▶ Exercise directions
Each entry below should be echoed exactly, with pictures omitted.

— Start of Dataset records —

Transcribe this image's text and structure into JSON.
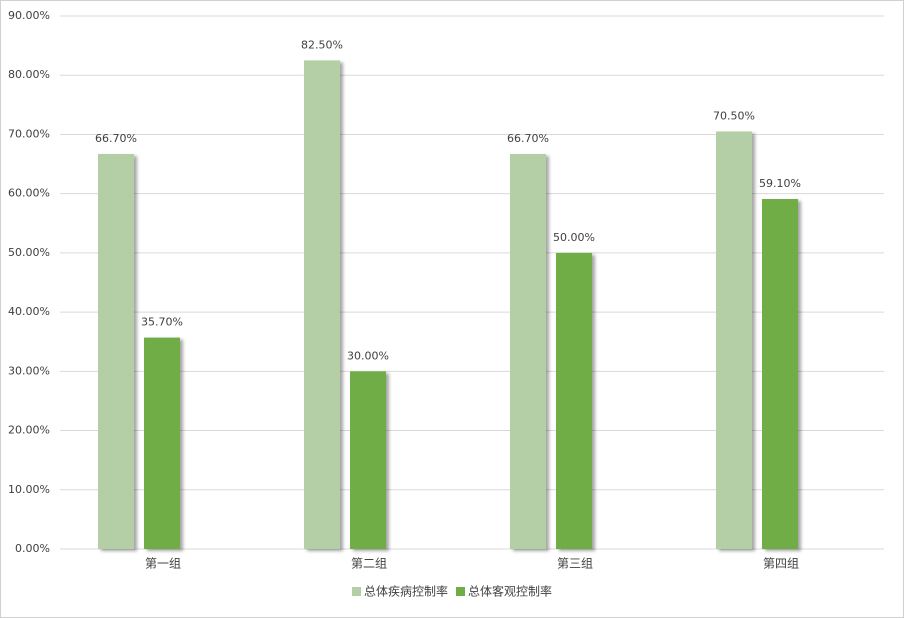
{
  "chart_data": {
    "type": "bar",
    "categories": [
      "第一组",
      "第二组",
      "第三组",
      "第四组"
    ],
    "series": [
      {
        "name": "总体疾病控制率",
        "color": "#b4cfa6",
        "values": [
          66.7,
          82.5,
          66.7,
          70.5
        ],
        "value_labels": [
          "66.70%",
          "82.50%",
          "66.70%",
          "70.50%"
        ]
      },
      {
        "name": "总体客观控制率",
        "color": "#70ad47",
        "values": [
          35.7,
          30.0,
          50.0,
          59.1
        ],
        "value_labels": [
          "35.70%",
          "30.00%",
          "50.00%",
          "59.10%"
        ]
      }
    ],
    "ylim": [
      0,
      90
    ],
    "yticks": [
      {
        "value": 0,
        "label": "0.00%"
      },
      {
        "value": 10,
        "label": "10.00%"
      },
      {
        "value": 20,
        "label": "20.00%"
      },
      {
        "value": 30,
        "label": "30.00%"
      },
      {
        "value": 40,
        "label": "40.00%"
      },
      {
        "value": 50,
        "label": "50.00%"
      },
      {
        "value": 60,
        "label": "60.00%"
      },
      {
        "value": 70,
        "label": "70.00%"
      },
      {
        "value": 80,
        "label": "80.00%"
      },
      {
        "value": 90,
        "label": "90.00%"
      }
    ],
    "grid": true,
    "legend": "bottom"
  }
}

— End of Dataset records —

▶ Task answer
Transcribe this image's text and structure into JSON.
{
  "chart_data": {
    "type": "bar",
    "categories": [
      "第一组",
      "第二组",
      "第三组",
      "第四组"
    ],
    "series": [
      {
        "name": "总体疾病控制率",
        "color": "#b4cfa6",
        "values": [
          66.7,
          82.5,
          66.7,
          70.5
        ],
        "value_labels": [
          "66.70%",
          "82.50%",
          "66.70%",
          "70.50%"
        ]
      },
      {
        "name": "总体客观控制率",
        "color": "#70ad47",
        "values": [
          35.7,
          30.0,
          50.0,
          59.1
        ],
        "value_labels": [
          "35.70%",
          "30.00%",
          "50.00%",
          "59.10%"
        ]
      }
    ],
    "ylim": [
      0,
      90
    ],
    "yticks": [
      {
        "value": 0,
        "label": "0.00%"
      },
      {
        "value": 10,
        "label": "10.00%"
      },
      {
        "value": 20,
        "label": "20.00%"
      },
      {
        "value": 30,
        "label": "30.00%"
      },
      {
        "value": 40,
        "label": "40.00%"
      },
      {
        "value": 50,
        "label": "50.00%"
      },
      {
        "value": 60,
        "label": "60.00%"
      },
      {
        "value": 70,
        "label": "70.00%"
      },
      {
        "value": 80,
        "label": "80.00%"
      },
      {
        "value": 90,
        "label": "90.00%"
      }
    ],
    "grid": true,
    "legend": "bottom"
  }
}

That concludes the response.